[Extracted data entries]

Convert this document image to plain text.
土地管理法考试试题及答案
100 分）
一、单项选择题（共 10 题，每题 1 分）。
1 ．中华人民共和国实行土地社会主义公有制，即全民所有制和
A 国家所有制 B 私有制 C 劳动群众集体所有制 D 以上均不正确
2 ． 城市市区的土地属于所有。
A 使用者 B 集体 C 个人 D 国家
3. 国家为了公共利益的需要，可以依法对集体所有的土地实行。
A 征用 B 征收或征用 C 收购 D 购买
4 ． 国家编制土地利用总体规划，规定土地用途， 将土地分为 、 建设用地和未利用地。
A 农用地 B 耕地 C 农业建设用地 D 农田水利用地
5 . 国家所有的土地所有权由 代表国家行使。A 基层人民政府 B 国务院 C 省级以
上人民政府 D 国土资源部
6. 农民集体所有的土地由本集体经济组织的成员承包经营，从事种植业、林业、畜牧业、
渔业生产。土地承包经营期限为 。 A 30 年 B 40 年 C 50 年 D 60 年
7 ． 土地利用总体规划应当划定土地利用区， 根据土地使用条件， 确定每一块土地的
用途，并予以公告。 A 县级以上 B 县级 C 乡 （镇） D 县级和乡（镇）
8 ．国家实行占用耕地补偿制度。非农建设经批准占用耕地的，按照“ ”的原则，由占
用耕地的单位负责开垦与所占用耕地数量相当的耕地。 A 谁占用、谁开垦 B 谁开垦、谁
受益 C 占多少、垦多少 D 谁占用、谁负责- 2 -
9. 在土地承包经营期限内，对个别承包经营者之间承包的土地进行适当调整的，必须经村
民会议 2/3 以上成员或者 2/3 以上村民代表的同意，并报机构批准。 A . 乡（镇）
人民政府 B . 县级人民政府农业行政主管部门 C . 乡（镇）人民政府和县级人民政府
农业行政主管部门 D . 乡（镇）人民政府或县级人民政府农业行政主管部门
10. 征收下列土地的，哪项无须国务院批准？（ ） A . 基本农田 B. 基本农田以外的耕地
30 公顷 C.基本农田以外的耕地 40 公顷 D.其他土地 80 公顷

### Job
Count how many lines include the string "基本农田以外的耕地". Nothing but the number is needed.

### Solution
2